Data excerpts:
※ ※ ※

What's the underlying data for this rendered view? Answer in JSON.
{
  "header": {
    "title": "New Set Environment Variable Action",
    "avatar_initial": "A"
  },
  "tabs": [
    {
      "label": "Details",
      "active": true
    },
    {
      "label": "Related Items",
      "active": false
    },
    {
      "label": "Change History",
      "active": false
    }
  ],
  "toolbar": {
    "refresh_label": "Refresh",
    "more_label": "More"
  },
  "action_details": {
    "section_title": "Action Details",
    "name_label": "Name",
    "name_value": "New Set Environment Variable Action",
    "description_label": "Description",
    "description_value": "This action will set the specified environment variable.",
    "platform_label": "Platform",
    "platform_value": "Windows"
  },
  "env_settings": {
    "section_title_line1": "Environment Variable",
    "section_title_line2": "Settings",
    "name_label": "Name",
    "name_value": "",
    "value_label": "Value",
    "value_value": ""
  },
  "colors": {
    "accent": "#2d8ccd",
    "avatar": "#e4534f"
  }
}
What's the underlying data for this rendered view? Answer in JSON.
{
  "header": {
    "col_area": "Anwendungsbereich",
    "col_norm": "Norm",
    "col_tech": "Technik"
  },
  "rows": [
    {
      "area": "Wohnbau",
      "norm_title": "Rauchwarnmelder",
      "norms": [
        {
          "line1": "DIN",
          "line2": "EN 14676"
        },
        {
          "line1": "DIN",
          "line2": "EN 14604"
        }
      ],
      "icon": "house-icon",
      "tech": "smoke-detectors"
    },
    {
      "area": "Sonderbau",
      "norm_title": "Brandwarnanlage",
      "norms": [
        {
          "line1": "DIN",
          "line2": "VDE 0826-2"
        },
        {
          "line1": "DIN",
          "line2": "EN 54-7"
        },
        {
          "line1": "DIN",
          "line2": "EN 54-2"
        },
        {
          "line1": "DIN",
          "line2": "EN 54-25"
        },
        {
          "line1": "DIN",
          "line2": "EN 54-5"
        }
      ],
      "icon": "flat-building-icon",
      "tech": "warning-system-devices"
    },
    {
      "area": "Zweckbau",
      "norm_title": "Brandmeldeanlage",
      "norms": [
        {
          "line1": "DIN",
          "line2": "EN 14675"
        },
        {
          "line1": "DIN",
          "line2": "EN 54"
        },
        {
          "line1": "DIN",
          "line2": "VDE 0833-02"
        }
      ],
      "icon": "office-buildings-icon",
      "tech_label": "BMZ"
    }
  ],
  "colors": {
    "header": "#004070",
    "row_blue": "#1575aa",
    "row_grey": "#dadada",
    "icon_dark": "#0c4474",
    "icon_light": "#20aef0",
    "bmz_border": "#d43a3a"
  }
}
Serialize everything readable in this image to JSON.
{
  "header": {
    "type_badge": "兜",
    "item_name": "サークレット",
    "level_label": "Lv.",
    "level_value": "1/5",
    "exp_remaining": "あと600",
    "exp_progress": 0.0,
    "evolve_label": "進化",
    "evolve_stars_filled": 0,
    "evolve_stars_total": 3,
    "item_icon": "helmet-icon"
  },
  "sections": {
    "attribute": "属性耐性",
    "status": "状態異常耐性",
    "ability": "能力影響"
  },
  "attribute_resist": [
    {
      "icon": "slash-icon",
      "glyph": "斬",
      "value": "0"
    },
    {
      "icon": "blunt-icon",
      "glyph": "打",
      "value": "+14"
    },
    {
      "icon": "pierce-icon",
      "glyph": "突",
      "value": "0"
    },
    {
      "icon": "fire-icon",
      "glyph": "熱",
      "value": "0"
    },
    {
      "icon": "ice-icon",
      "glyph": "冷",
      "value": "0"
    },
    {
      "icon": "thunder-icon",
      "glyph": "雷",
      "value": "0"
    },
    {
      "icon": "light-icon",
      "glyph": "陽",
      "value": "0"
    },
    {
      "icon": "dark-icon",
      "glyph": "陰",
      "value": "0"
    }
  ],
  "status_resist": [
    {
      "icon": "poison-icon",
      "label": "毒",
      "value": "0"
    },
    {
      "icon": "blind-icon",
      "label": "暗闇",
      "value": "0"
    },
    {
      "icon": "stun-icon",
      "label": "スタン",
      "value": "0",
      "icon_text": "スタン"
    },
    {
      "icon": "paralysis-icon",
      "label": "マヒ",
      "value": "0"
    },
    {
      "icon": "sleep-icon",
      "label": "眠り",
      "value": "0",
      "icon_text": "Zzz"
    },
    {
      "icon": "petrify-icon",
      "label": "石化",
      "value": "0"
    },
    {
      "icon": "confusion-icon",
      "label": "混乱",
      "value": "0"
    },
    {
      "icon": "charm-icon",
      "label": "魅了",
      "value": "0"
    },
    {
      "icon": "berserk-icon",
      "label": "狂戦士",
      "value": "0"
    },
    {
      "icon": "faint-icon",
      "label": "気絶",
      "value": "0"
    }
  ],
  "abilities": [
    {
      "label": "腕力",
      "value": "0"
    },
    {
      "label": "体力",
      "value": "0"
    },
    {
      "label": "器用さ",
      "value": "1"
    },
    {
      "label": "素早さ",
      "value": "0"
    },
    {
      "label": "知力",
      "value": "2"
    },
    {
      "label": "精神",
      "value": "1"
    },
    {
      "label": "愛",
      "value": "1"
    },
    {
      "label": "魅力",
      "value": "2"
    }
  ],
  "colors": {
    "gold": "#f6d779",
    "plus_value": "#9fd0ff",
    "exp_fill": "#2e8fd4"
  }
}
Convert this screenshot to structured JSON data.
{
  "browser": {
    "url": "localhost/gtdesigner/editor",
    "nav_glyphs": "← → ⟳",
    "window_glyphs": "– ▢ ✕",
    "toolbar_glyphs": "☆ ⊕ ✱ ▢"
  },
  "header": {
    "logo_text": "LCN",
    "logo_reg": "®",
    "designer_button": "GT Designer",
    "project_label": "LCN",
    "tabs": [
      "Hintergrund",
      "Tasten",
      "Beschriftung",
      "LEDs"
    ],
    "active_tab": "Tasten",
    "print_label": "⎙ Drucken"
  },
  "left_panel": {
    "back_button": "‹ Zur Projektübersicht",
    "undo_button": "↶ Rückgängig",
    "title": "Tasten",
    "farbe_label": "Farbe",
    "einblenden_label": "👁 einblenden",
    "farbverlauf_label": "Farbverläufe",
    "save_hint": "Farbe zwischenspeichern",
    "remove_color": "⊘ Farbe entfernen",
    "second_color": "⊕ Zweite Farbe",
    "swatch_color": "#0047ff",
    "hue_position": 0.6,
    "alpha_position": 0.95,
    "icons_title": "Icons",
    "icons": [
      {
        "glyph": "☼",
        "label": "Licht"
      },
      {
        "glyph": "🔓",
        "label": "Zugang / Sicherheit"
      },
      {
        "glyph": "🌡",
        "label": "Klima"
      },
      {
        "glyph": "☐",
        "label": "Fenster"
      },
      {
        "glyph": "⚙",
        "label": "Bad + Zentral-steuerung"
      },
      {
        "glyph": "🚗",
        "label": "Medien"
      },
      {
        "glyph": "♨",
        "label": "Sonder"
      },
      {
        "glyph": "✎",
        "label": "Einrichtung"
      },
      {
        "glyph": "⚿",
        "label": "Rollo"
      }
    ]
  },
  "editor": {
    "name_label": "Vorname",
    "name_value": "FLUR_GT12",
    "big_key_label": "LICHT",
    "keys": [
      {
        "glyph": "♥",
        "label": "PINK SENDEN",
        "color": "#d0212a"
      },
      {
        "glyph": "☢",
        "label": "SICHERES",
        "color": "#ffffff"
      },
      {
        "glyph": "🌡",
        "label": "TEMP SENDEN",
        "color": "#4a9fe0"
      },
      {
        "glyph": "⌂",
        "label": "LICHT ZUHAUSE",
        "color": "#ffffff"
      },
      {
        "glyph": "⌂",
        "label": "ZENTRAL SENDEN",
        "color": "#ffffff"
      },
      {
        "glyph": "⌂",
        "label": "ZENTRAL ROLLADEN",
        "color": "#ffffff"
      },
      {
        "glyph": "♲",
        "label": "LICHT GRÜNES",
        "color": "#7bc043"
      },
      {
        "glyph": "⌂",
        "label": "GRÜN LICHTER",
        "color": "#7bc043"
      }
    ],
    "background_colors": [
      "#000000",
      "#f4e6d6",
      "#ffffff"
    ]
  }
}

※ ※ ※

*Exercise objective*. What is the number of lines in the records that contain "SENDEN"? Give that number only.

*Response to this exercise*. 3